* The task
Copy out all the records, word for word.

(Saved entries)
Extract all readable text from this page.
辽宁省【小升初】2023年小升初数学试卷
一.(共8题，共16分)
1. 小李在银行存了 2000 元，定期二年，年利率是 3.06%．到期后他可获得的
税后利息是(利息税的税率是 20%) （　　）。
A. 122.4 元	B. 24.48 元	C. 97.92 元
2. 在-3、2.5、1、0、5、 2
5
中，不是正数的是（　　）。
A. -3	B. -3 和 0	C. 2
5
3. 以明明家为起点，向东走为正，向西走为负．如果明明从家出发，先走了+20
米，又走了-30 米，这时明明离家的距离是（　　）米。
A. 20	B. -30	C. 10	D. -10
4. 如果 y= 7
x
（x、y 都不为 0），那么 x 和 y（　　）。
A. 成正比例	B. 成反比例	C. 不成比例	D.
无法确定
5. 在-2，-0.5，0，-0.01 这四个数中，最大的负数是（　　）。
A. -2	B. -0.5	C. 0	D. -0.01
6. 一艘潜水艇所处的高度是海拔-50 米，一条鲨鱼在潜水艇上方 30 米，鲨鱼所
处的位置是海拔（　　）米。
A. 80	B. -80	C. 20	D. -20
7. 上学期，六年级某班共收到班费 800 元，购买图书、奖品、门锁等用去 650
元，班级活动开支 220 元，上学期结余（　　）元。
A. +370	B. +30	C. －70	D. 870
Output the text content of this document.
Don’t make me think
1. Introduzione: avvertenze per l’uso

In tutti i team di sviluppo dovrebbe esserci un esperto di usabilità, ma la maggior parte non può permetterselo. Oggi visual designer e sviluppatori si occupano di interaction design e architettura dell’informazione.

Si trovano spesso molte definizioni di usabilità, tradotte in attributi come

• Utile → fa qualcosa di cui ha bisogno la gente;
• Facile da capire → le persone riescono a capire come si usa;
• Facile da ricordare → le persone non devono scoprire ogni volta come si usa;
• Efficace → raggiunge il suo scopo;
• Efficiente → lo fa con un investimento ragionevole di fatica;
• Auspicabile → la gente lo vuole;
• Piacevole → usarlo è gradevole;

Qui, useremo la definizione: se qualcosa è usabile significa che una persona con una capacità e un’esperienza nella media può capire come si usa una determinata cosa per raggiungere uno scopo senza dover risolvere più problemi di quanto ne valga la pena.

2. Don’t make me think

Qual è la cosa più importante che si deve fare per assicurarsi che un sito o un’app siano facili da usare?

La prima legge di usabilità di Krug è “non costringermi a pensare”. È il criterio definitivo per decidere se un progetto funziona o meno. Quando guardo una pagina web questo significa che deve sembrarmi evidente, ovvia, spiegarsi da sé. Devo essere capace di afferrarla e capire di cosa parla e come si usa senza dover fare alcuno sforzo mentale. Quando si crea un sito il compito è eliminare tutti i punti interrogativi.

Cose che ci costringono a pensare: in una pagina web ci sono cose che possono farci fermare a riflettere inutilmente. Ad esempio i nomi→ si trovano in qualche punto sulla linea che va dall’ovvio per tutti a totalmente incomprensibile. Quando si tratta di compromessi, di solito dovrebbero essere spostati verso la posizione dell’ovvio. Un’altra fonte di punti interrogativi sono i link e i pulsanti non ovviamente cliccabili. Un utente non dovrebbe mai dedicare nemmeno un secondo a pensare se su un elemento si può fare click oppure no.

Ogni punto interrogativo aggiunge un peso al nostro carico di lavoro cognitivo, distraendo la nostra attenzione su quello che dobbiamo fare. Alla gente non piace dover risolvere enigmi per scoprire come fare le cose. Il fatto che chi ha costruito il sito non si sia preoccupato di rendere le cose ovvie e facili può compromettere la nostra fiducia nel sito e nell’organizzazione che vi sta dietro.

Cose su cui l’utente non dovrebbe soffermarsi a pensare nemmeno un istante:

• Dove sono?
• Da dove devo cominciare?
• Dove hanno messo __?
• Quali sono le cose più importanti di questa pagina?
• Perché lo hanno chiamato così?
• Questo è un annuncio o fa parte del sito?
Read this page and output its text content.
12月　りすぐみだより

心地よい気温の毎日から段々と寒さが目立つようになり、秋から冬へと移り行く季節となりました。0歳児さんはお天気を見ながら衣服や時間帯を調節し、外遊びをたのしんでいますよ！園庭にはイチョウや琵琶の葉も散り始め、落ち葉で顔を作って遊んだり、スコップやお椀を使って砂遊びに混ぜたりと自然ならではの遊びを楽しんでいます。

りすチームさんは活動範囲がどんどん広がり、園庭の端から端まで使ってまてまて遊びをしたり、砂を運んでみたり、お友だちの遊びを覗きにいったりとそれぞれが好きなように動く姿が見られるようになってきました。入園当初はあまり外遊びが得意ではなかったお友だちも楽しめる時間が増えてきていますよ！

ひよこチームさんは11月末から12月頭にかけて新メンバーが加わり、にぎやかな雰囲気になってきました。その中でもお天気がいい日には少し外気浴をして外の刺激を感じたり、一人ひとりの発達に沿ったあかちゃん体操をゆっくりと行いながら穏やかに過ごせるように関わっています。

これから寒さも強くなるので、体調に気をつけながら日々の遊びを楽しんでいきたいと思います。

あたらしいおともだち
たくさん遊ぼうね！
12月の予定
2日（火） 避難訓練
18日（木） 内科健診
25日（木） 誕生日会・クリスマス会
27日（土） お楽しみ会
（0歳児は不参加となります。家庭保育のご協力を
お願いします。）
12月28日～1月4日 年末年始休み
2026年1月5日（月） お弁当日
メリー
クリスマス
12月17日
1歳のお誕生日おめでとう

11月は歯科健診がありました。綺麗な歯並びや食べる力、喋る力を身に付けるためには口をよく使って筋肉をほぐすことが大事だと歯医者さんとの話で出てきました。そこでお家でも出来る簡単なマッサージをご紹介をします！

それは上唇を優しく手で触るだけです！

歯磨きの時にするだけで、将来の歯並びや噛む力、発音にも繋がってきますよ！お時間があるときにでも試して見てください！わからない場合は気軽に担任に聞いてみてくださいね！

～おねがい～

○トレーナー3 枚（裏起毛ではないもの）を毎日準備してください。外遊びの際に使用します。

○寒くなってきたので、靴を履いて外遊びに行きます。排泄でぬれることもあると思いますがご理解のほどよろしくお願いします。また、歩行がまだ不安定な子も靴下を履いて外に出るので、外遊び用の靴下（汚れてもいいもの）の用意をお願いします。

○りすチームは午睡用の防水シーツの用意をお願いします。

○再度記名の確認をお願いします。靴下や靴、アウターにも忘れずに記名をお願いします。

* Final result
Extract all readable text from this page.
辽宁省【小升初】2023年小升初数学试卷
一.(共8题，共16分)
1. 小李在银行存了 2000 元，定期二年，年利率是 3.06%．到期后他可获得的
税后利息是(利息税的税率是 20%) （　　）。
A. 122.4 元	B. 24.48 元	C. 97.92 元
2. 在-3、2.5、1、0、5、 2
5
中，不是正数的是（　　）。
A. -3	B. -3 和 0	C. 2
5
3. 以明明家为起点，向东走为正，向西走为负．如果明明从家出发，先走了+20
米，又走了-30 米，这时明明离家的距离是（　　）米。
A. 20	B. -30	C. 10	D. -10
4. 如果 y= 7
x
（x、y 都不为 0），那么 x 和 y（　　）。
A. 成正比例	B. 成反比例	C. 不成比例	D.
无法确定
5. 在-2，-0.5，0，-0.01 这四个数中，最大的负数是（　　）。
A. -2	B. -0.5	C. 0	D. -0.01
6. 一艘潜水艇所处的高度是海拔-50 米，一条鲨鱼在潜水艇上方 30 米，鲨鱼所
处的位置是海拔（　　）米。
A. 80	B. -80	C. 20	D. -20
7. 上学期，六年级某班共收到班费 800 元，购买图书、奖品、门锁等用去 650
元，班级活动开支 220 元，上学期结余（　　）元。
A. +370	B. +30	C. －70	D. 870
Output the text content of this document.
Don’t make me think
1. Introduzione: avvertenze per l’uso

In tutti i team di sviluppo dovrebbe esserci un esperto di usabilità, ma la maggior parte non può permetterselo. Oggi visual designer e sviluppatori si occupano di interaction design e architettura dell’informazione.

Si trovano spesso molte definizioni di usabilità, tradotte in attributi come

• Utile → fa qualcosa di cui ha bisogno la gente;
• Facile da capire → le persone riescono a capire come si usa;
• Facile da ricordare → le persone non devono scoprire ogni volta come si usa;
• Efficace → raggiunge il suo scopo;
• Efficiente → lo fa con un investimento ragionevole di fatica;
• Auspicabile → la gente lo vuole;
• Piacevole → usarlo è gradevole;

Qui, useremo la definizione: se qualcosa è usabile significa che una persona con una capacità e un’esperienza nella media può capire come si usa una determinata cosa per raggiungere uno scopo senza dover risolvere più problemi di quanto ne valga la pena.

2. Don’t make me think

Qual è la cosa più importante che si deve fare per assicurarsi che un sito o un’app siano facili da usare?

La prima legge di usabilità di Krug è “non costringermi a pensare”. È il criterio definitivo per decidere se un progetto funziona o meno. Quando guardo una pagina web questo significa che deve sembrarmi evidente, ovvia, spiegarsi da sé. Devo essere capace di afferrarla e capire di cosa parla e come si usa senza dover fare alcuno sforzo mentale. Quando si crea un sito il compito è eliminare tutti i punti interrogativi.

Cose che ci costringono a pensare: in una pagina web ci sono cose che possono farci fermare a riflettere inutilmente. Ad esempio i nomi→ si trovano in qualche punto sulla linea che va dall’ovvio per tutti a totalmente incomprensibile. Quando si tratta di compromessi, di solito dovrebbero essere spostati verso la posizione dell’ovvio. Un’altra fonte di punti interrogativi sono i link e i pulsanti non ovviamente cliccabili. Un utente non dovrebbe mai dedicare nemmeno un secondo a pensare se su un elemento si può fare click oppure no.

Ogni punto interrogativo aggiunge un peso al nostro carico di lavoro cognitivo, distraendo la nostra attenzione su quello che dobbiamo fare. Alla gente non piace dover risolvere enigmi per scoprire come fare le cose. Il fatto che chi ha costruito il sito non si sia preoccupato di rendere le cose ovvie e facili può compromettere la nostra fiducia nel sito e nell’organizzazione che vi sta dietro.

Cose su cui l’utente non dovrebbe soffermarsi a pensare nemmeno un istante:

• Dove sono?
• Da dove devo cominciare?
• Dove hanno messo __?
• Quali sono le cose più importanti di questa pagina?
• Perché lo hanno chiamato così?
• Questo è un annuncio o fa parte del sito?
Read this page and output its text content.
12月　りすぐみだより

心地よい気温の毎日から段々と寒さが目立つようになり、秋から冬へと移り行く季節となりました。0歳児さんはお天気を見ながら衣服や時間帯を調節し、外遊びをたのしんでいますよ！園庭にはイチョウや琵琶の葉も散り始め、落ち葉で顔を作って遊んだり、スコップやお椀を使って砂遊びに混ぜたりと自然ならではの遊びを楽しんでいます。

りすチームさんは活動範囲がどんどん広がり、園庭の端から端まで使ってまてまて遊びをしたり、砂を運んでみたり、お友だちの遊びを覗きにいったりとそれぞれが好きなように動く姿が見られるようになってきました。入園当初はあまり外遊びが得意ではなかったお友だちも楽しめる時間が増えてきていますよ！

ひよこチームさんは11月末から12月頭にかけて新メンバーが加わり、にぎやかな雰囲気になってきました。その中でもお天気がいい日には少し外気浴をして外の刺激を感じたり、一人ひとりの発達に沿ったあかちゃん体操をゆっくりと行いながら穏やかに過ごせるように関わっています。

これから寒さも強くなるので、体調に気をつけながら日々の遊びを楽しんでいきたいと思います。

あたらしいおともだち
たくさん遊ぼうね！
12月の予定
2日（火） 避難訓練
18日（木） 内科健診
25日（木） 誕生日会・クリスマス会
27日（土） お楽しみ会
（0歳児は不参加となります。家庭保育のご協力を
お願いします。）
12月28日～1月4日 年末年始休み
2026年1月5日（月） お弁当日
メリー
クリスマス
12月17日
1歳のお誕生日おめでとう

11月は歯科健診がありました。綺麗な歯並びや食べる力、喋る力を身に付けるためには口をよく使って筋肉をほぐすことが大事だと歯医者さんとの話で出てきました。そこでお家でも出来る簡単なマッサージをご紹介をします！

それは上唇を優しく手で触るだけです！

歯磨きの時にするだけで、将来の歯並びや噛む力、発音にも繋がってきますよ！お時間があるときにでも試して見てください！わからない場合は気軽に担任に聞いてみてくださいね！

～おねがい～

○トレーナー3 枚（裏起毛ではないもの）を毎日準備してください。外遊びの際に使用します。

○寒くなってきたので、靴を履いて外遊びに行きます。排泄でぬれることもあると思いますがご理解のほどよろしくお願いします。また、歩行がまだ不安定な子も靴下を履いて外に出るので、外遊び用の靴下（汚れてもいいもの）の用意をお願いします。

○りすチームは午睡用の防水シーツの用意をお願いします。

○再度記名の確認をお願いします。靴下や靴、アウターにも忘れずに記名をお願いします。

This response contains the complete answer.